Task details:
Quote the full listing word for word.

Items listed in a dataset:

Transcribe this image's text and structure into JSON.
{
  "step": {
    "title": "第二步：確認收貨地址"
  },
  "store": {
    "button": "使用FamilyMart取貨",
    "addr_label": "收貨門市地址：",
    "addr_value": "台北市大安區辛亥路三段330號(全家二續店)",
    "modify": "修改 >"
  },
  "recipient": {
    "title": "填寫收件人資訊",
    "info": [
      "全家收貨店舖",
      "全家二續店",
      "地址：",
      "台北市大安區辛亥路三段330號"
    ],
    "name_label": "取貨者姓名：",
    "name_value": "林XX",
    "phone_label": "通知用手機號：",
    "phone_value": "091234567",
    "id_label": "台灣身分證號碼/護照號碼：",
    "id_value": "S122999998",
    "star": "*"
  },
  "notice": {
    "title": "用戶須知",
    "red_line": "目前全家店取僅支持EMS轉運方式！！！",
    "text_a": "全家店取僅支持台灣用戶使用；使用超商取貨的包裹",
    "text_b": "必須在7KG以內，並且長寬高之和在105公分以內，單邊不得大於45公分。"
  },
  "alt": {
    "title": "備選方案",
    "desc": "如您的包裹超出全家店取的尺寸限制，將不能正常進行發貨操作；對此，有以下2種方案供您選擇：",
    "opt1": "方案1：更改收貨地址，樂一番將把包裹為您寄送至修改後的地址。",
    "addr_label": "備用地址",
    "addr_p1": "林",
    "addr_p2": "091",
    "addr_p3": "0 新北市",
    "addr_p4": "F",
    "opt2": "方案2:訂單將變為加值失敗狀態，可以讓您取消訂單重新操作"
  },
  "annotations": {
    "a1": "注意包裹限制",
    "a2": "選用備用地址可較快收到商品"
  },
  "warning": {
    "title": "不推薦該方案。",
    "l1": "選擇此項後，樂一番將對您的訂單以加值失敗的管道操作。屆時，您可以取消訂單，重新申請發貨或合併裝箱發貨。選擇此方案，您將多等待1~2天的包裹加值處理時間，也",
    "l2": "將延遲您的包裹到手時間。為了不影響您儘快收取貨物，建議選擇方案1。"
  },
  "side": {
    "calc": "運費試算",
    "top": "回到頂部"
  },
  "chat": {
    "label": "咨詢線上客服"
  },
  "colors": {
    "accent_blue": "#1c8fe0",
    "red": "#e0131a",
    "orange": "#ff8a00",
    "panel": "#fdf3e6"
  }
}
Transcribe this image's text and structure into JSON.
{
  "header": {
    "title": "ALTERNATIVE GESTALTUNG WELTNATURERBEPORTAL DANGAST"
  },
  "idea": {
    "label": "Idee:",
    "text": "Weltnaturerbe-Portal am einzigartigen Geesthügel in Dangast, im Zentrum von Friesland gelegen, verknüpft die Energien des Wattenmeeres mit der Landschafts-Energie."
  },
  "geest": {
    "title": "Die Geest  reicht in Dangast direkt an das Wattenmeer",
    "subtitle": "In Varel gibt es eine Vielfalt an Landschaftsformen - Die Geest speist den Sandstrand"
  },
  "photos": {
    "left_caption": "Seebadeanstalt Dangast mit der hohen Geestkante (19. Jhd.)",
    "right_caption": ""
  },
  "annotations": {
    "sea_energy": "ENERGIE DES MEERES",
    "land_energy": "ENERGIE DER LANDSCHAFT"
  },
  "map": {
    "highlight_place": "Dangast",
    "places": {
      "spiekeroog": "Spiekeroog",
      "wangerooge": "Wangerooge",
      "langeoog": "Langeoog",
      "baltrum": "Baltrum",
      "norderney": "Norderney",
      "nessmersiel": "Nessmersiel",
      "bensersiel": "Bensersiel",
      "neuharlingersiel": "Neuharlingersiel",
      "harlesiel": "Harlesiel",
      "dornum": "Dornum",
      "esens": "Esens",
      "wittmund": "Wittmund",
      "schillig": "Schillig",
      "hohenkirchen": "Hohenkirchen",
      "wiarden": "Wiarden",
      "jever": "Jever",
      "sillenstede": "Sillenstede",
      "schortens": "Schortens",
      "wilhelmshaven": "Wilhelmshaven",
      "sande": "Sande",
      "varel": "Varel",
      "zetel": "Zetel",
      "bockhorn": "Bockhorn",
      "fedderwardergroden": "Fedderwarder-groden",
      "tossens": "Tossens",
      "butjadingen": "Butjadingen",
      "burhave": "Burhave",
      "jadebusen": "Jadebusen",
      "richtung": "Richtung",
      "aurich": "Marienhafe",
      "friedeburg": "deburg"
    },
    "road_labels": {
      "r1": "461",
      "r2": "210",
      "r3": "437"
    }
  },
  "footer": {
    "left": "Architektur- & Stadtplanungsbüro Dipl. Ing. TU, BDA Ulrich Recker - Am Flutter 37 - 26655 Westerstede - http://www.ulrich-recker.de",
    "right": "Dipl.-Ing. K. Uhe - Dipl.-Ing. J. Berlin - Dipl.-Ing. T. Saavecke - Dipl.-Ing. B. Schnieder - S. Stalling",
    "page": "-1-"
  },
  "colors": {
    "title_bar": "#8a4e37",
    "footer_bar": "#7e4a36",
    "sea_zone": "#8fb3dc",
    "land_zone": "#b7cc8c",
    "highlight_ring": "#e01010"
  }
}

Solution to the exercise:
Transcribe this image's text and structure into JSON.
{
  "step": {
    "title": "第二步：確認收貨地址"
  },
  "store": {
    "button": "使用FamilyMart取貨",
    "addr_label": "收貨門市地址：",
    "addr_value": "台北市大安區辛亥路三段330號(全家二續店)",
    "modify": "修改 >"
  },
  "recipient": {
    "title": "填寫收件人資訊",
    "info": [
      "全家收貨店舖",
      "全家二續店",
      "地址：",
      "台北市大安區辛亥路三段330號"
    ],
    "name_label": "取貨者姓名：",
    "name_value": "林XX",
    "phone_label": "通知用手機號：",
    "phone_value": "091234567",
    "id_label": "台灣身分證號碼/護照號碼：",
    "id_value": "S122999998",
    "star": "*"
  },
  "notice": {
    "title": "用戶須知",
    "red_line": "目前全家店取僅支持EMS轉運方式！！！",
    "text_a": "全家店取僅支持台灣用戶使用；使用超商取貨的包裹",
    "text_b": "必須在7KG以內，並且長寬高之和在105公分以內，單邊不得大於45公分。"
  },
  "alt": {
    "title": "備選方案",
    "desc": "如您的包裹超出全家店取的尺寸限制，將不能正常進行發貨操作；對此，有以下2種方案供您選擇：",
    "opt1": "方案1：更改收貨地址，樂一番將把包裹為您寄送至修改後的地址。",
    "addr_label": "備用地址",
    "addr_p1": "林",
    "addr_p2": "091",
    "addr_p3": "0 新北市",
    "addr_p4": "F",
    "opt2": "方案2:訂單將變為加值失敗狀態，可以讓您取消訂單重新操作"
  },
  "annotations": {
    "a1": "注意包裹限制",
    "a2": "選用備用地址可較快收到商品"
  },
  "warning": {
    "title": "不推薦該方案。",
    "l1": "選擇此項後，樂一番將對您的訂單以加值失敗的管道操作。屆時，您可以取消訂單，重新申請發貨或合併裝箱發貨。選擇此方案，您將多等待1~2天的包裹加值處理時間，也",
    "l2": "將延遲您的包裹到手時間。為了不影響您儘快收取貨物，建議選擇方案1。"
  },
  "side": {
    "calc": "運費試算",
    "top": "回到頂部"
  },
  "chat": {
    "label": "咨詢線上客服"
  },
  "colors": {
    "accent_blue": "#1c8fe0",
    "red": "#e0131a",
    "orange": "#ff8a00",
    "panel": "#fdf3e6"
  }
}
Transcribe this image's text and structure into JSON.
{
  "header": {
    "title": "ALTERNATIVE GESTALTUNG WELTNATURERBEPORTAL DANGAST"
  },
  "idea": {
    "label": "Idee:",
    "text": "Weltnaturerbe-Portal am einzigartigen Geesthügel in Dangast, im Zentrum von Friesland gelegen, verknüpft die Energien des Wattenmeeres mit der Landschafts-Energie."
  },
  "geest": {
    "title": "Die Geest  reicht in Dangast direkt an das Wattenmeer",
    "subtitle": "In Varel gibt es eine Vielfalt an Landschaftsformen - Die Geest speist den Sandstrand"
  },
  "photos": {
    "left_caption": "Seebadeanstalt Dangast mit der hohen Geestkante (19. Jhd.)",
    "right_caption": ""
  },
  "annotations": {
    "sea_energy": "ENERGIE DES MEERES",
    "land_energy": "ENERGIE DER LANDSCHAFT"
  },
  "map": {
    "highlight_place": "Dangast",
    "places": {
      "spiekeroog": "Spiekeroog",
      "wangerooge": "Wangerooge",
      "langeoog": "Langeoog",
      "baltrum": "Baltrum",
      "norderney": "Norderney",
      "nessmersiel": "Nessmersiel",
      "bensersiel": "Bensersiel",
      "neuharlingersiel": "Neuharlingersiel",
      "harlesiel": "Harlesiel",
      "dornum": "Dornum",
      "esens": "Esens",
      "wittmund": "Wittmund",
      "schillig": "Schillig",
      "hohenkirchen": "Hohenkirchen",
      "wiarden": "Wiarden",
      "jever": "Jever",
      "sillenstede": "Sillenstede",
      "schortens": "Schortens",
      "wilhelmshaven": "Wilhelmshaven",
      "sande": "Sande",
      "varel": "Varel",
      "zetel": "Zetel",
      "bockhorn": "Bockhorn",
      "fedderwardergroden": "Fedderwarder-groden",
      "tossens": "Tossens",
      "butjadingen": "Butjadingen",
      "burhave": "Burhave",
      "jadebusen": "Jadebusen",
      "richtung": "Richtung",
      "aurich": "Marienhafe",
      "friedeburg": "deburg"
    },
    "road_labels": {
      "r1": "461",
      "r2": "210",
      "r3": "437"
    }
  },
  "footer": {
    "left": "Architektur- & Stadtplanungsbüro Dipl. Ing. TU, BDA Ulrich Recker - Am Flutter 37 - 26655 Westerstede - http://www.ulrich-recker.de",
    "right": "Dipl.-Ing. K. Uhe - Dipl.-Ing. J. Berlin - Dipl.-Ing. T. Saavecke - Dipl.-Ing. B. Schnieder - S. Stalling",
    "page": "-1-"
  },
  "colors": {
    "title_bar": "#8a4e37",
    "footer_bar": "#7e4a36",
    "sea_zone": "#8fb3dc",
    "land_zone": "#b7cc8c",
    "highlight_ring": "#e01010"
  }
}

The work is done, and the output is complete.